| Stored data |
* * *

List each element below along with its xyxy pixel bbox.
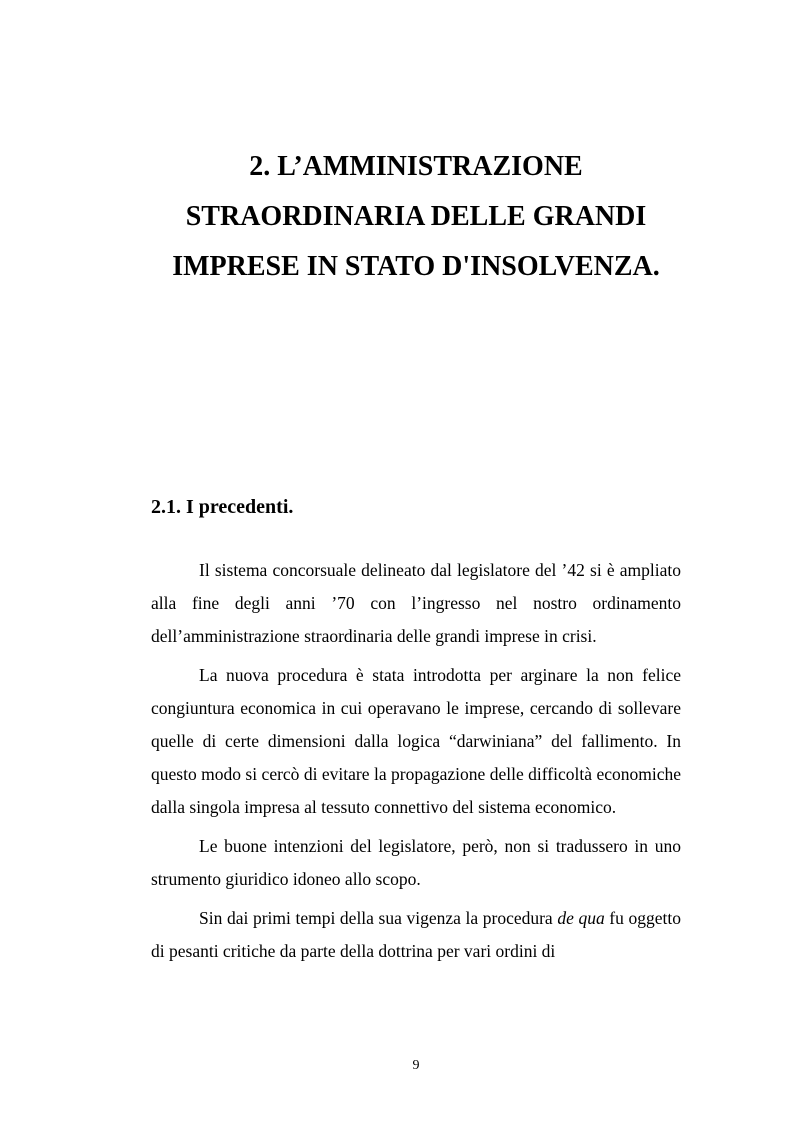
paragraph-1: Il sistema concorsuale delineato dal legislatore del ’42 si è ampliato alla fine degli anni ’70 con l’ingresso nel nostro ordinamento dell’amministrazione straordinaria delle grandi imprese in crisi. [151, 560, 681, 646]
body-text [151, 554, 681, 968]
paragraph-4-before: Sin dai primi tempi della sua vigenza la procedura [199, 908, 558, 928]
chapter-title-line-1: 2. L’AMMINISTRAZIONE [249, 151, 583, 182]
paragraph-4 [151, 902, 681, 968]
paragraph-3: Le buone intenzioni del legislatore, però, non si tradussero in uno strumento giuridico idoneo allo scopo. [151, 836, 681, 889]
paragraph-2: La nuova procedura è stata introdotta per arginare la non felice congiuntura economica in cui operavano le imprese, cercando di sollevare quelle di certe dimensioni dalla logica “darwiniana” del fallimento. In questo modo si cercò di evitare la propagazione delle difficoltà economiche dalla singola impresa al tessuto connettivo del sistema economico. [151, 665, 681, 817]
page-number: 9 [412, 1058, 420, 1073]
paragraph-4-after: fu oggetto di pesanti critiche da parte della dottrina per vari ordini di [151, 908, 681, 961]
chapter-title-line-3: IMPRESE IN STATO D'INSOLVENZA. [172, 251, 660, 282]
paragraph-4-emphasis: de qua [557, 908, 605, 928]
chapter-title-line-2: STRAORDINARIA DELLE GRANDI [185, 201, 647, 232]
section-heading: 2.1. I precedenti. [151, 496, 294, 518]
chapter-title [151, 142, 681, 292]
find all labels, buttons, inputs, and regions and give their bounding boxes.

* * *

| What you need to do |
Render every line of the records above as a Markdown table with the columns "Row" and "Line", one row per line, skipping blank lines. Leave out the pictures.

| Result |
| Row | Line |
|---|---|
| 1 | List each element below along with its xyxy pixel bbox. |
| 2 | paragraph-1: Il sistema concorsuale delineato dal legislatore del ’42 si è ampliato alla fine degli anni ’70 con l’ingresso nel nostro ordinamento dell’amministrazione straordinaria delle grandi imprese in crisi. [151, 560, 681, 646] |
| 3 | body-text [151, 554, 681, 968] |
| 4 | paragraph-4-before: Sin dai primi tempi della sua vigenza la procedura [199, 908, 558, 928] |
| 5 | chapter-title-line-1: 2. L’AMMINISTRAZIONE [249, 151, 583, 182] |
| 6 | paragraph-4 [151, 902, 681, 968] |
| 7 | paragraph-3: Le buone intenzioni del legislatore, però, non si tradussero in uno strumento giuridico idoneo allo scopo. [151, 836, 681, 889] |
| 8 | paragraph-2: La nuova procedura è stata introdotta per arginare la non felice congiuntura economica in cui operavano le imprese, cercando di sollevare quelle di certe dimensioni dalla logica “darwiniana” del fallimento. In questo modo si cercò di evitare la propagazione delle difficoltà economiche dalla singola impresa al tessuto connettivo del sistema economico. [151, 665, 681, 817] |
| 9 | page-number: 9 [412, 1058, 420, 1073] |
| 10 | paragraph-4-after: fu oggetto di pesanti critiche da parte della dottrina per vari ordini di [151, 908, 681, 961] |
| 11 | chapter-title-line-3: IMPRESE IN STATO D'INSOLVENZA. [172, 251, 660, 282] |
| 12 | paragraph-4-emphasis: de qua [557, 908, 605, 928] |
| 13 | chapter-title-line-2: STRAORDINARIA DELLE GRANDI [185, 201, 647, 232] |
| 14 | section-heading: 2.1. I precedenti. [151, 496, 294, 518] |
| 15 | chapter-title [151, 142, 681, 292] |
| 16 | find all labels, buttons, inputs, and regions and give their bounding boxes. |